** start of RECORDS SUPPLIED **
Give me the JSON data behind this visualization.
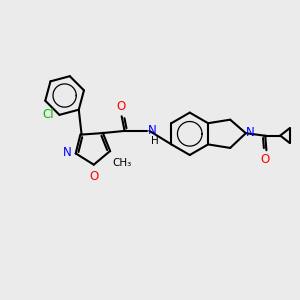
{
  "background_color": "#ebebeb",
  "bond_color": "#000000",
  "bond_width": 1.5,
  "atom_colors": {
    "Cl": "#00bb00",
    "N": "#0000ff",
    "O": "#ff0000",
    "C": "#000000"
  },
  "font_size_atom": 8.5,
  "font_size_methyl": 7.5
}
** end of RECORDS SUPPLIED **
DIRECTIVE → Restate the records above in full, word for word. Keep pictures out.

TASK OUTPUT →
Give me the JSON data behind this visualization.
{
  "background_color": "#ebebeb",
  "bond_color": "#000000",
  "bond_width": 1.5,
  "atom_colors": {
    "Cl": "#00bb00",
    "N": "#0000ff",
    "O": "#ff0000",
    "C": "#000000"
  },
  "font_size_atom": 8.5,
  "font_size_methyl": 7.5
}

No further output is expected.